[Excerpts from a figure dataset]
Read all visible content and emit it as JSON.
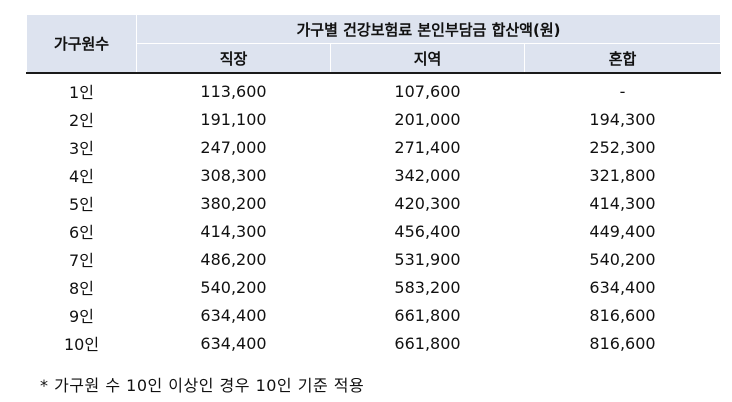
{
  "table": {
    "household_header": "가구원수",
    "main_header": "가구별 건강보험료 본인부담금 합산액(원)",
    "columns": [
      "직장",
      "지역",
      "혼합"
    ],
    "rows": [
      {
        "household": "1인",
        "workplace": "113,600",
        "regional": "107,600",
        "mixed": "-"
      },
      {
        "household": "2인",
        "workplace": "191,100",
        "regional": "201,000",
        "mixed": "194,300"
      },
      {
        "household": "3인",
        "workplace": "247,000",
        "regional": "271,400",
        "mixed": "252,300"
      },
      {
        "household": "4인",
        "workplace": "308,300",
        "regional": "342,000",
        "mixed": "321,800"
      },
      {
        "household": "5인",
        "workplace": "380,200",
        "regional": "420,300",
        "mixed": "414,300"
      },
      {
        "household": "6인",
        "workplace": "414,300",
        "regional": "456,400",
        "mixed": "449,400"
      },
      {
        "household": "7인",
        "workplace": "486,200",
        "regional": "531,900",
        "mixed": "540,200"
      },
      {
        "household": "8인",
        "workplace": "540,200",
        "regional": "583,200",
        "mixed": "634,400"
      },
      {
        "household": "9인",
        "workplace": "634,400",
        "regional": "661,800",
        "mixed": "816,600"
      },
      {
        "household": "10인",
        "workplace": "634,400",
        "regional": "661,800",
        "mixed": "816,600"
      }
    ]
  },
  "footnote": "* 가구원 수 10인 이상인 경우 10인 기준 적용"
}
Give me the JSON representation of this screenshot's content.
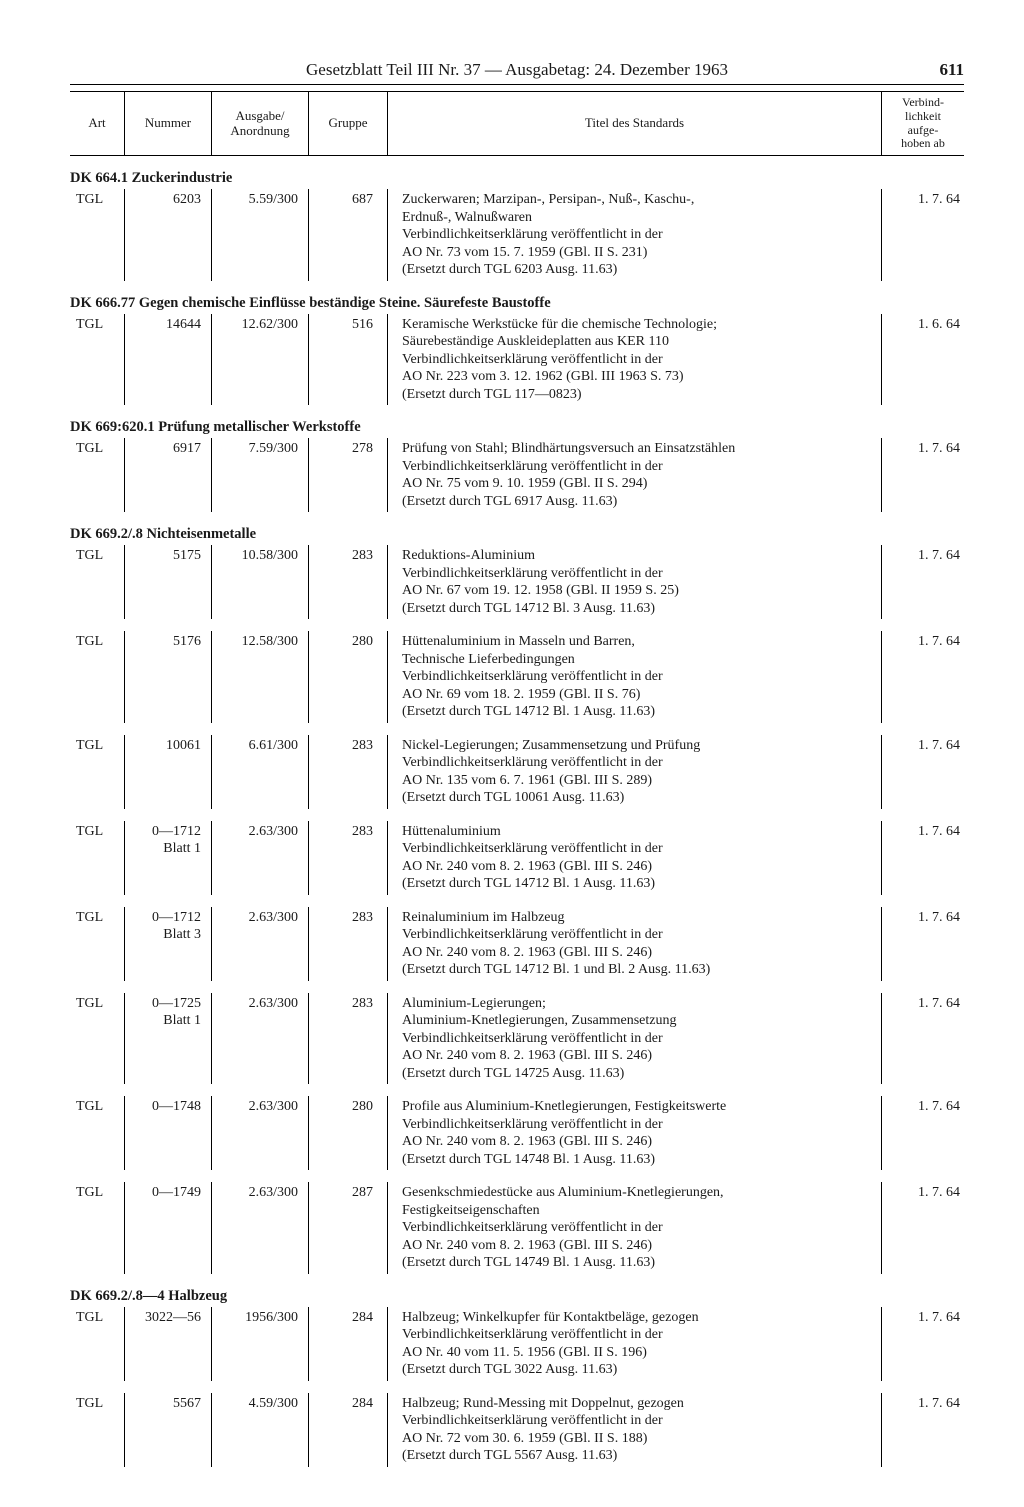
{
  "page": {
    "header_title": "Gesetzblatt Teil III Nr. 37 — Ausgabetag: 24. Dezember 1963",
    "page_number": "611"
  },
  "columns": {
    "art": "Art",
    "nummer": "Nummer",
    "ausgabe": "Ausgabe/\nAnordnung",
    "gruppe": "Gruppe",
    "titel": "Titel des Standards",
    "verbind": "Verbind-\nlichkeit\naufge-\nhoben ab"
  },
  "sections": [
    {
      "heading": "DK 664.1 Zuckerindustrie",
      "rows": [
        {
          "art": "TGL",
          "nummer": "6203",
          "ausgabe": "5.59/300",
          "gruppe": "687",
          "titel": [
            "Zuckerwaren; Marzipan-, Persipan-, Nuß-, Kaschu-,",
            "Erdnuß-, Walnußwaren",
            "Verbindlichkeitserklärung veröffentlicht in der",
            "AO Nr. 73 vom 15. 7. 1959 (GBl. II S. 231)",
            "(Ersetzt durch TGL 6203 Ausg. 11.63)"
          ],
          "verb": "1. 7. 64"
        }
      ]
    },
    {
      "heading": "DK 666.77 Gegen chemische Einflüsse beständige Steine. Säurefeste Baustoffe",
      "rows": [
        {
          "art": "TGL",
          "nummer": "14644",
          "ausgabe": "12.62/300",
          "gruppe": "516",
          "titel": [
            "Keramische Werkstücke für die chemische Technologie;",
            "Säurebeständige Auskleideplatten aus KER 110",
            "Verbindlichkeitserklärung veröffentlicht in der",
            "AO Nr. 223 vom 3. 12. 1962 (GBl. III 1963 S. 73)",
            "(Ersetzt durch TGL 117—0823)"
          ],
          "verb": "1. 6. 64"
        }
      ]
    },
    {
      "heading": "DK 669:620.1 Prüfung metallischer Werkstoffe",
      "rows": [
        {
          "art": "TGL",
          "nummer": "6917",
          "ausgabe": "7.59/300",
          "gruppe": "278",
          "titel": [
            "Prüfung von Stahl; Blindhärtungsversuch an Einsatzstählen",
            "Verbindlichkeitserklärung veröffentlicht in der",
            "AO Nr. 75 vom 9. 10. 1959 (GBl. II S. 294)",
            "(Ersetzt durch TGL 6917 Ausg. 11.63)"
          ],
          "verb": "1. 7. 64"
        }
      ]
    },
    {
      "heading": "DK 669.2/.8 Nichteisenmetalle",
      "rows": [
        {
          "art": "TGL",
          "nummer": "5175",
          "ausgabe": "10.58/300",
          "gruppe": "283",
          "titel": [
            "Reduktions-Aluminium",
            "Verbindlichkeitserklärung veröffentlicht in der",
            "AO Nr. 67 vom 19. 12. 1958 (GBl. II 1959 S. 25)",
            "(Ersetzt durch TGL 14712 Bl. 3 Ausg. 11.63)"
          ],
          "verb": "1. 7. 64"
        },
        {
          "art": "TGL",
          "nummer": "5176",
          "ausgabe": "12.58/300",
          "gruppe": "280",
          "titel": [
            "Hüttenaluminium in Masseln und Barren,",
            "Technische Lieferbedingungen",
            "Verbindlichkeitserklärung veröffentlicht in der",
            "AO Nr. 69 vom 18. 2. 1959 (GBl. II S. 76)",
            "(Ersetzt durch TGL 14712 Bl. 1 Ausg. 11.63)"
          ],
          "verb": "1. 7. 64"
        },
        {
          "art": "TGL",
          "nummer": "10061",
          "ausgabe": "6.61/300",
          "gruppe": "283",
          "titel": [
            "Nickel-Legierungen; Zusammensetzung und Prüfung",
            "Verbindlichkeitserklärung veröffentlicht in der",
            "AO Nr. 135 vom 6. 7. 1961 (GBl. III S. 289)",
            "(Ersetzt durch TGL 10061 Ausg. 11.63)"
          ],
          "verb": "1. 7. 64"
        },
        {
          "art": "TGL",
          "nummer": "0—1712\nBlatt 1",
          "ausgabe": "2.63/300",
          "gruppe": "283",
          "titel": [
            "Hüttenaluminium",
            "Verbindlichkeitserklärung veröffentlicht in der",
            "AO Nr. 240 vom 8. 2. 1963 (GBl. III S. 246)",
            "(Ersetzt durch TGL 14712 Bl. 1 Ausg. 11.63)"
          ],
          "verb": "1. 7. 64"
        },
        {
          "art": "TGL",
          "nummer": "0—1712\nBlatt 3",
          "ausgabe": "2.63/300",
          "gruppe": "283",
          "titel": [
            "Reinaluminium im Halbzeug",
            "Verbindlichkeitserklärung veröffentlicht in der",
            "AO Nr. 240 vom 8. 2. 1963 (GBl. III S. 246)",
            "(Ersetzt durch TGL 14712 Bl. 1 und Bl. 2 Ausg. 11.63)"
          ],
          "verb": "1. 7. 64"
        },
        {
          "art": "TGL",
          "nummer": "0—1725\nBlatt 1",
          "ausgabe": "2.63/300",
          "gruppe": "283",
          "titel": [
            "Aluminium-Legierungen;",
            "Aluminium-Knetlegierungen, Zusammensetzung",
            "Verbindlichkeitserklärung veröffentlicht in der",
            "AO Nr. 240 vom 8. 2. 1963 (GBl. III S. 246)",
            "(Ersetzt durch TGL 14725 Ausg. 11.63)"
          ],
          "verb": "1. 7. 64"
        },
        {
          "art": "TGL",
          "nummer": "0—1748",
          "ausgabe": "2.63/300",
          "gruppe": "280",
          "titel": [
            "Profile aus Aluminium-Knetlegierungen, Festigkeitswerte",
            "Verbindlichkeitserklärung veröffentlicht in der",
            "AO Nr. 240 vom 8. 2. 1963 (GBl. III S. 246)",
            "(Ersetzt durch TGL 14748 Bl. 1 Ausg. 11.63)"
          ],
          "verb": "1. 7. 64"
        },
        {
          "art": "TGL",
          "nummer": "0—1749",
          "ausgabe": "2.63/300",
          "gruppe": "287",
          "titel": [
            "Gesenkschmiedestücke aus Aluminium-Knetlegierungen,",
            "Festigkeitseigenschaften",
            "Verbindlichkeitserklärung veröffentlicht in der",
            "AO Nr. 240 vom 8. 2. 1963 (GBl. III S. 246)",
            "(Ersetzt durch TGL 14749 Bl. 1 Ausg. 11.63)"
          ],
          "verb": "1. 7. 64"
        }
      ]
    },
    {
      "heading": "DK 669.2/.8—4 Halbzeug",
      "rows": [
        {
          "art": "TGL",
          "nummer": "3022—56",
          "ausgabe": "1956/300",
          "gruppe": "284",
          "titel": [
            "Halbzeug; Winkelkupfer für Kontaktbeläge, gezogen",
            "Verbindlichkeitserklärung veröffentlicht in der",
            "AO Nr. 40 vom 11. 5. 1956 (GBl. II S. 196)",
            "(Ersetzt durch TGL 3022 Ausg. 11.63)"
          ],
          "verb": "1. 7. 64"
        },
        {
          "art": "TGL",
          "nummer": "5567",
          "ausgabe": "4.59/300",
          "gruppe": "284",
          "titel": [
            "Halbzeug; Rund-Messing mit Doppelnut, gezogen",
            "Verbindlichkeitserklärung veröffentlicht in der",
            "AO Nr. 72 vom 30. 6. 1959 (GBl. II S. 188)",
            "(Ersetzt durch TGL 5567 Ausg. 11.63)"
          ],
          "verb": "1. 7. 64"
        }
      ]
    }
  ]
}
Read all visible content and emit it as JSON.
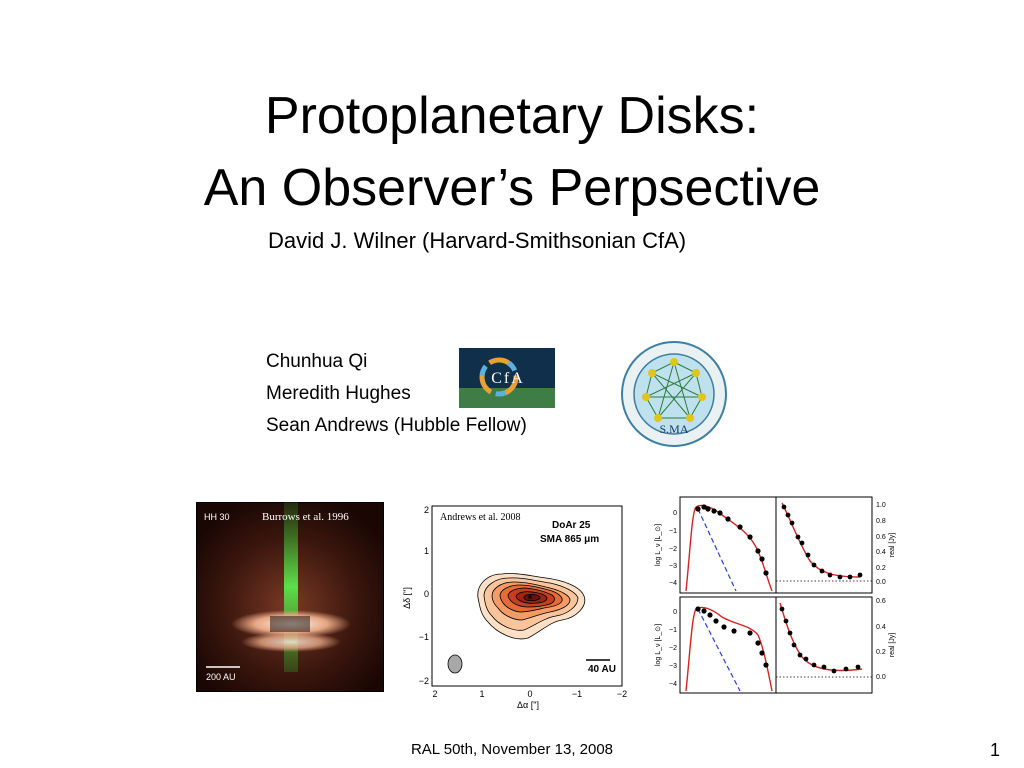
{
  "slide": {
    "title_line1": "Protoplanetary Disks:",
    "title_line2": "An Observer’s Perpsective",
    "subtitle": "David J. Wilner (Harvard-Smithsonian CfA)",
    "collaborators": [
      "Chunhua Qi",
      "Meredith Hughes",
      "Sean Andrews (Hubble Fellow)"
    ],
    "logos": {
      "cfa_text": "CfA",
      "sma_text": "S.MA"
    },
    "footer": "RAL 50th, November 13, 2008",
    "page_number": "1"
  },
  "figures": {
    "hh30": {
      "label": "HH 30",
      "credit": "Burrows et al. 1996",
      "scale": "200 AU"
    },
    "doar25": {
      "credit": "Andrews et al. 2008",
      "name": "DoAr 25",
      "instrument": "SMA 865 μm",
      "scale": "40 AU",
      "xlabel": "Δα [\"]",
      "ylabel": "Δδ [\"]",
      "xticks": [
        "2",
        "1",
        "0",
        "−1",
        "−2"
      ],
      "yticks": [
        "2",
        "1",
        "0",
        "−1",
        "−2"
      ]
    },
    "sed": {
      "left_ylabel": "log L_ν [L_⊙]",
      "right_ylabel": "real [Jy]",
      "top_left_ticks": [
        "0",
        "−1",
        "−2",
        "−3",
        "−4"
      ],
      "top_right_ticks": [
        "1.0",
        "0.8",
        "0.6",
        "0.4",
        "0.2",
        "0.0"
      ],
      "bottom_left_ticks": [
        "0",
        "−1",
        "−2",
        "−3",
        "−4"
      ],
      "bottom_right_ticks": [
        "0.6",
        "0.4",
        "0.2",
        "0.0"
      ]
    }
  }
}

Directive — Pick out the lines above that hold the string "Andrews" and show them.

Written reply —
      "Sean Andrews (Hubble Fellow)"
      "credit": "Andrews et al. 2008",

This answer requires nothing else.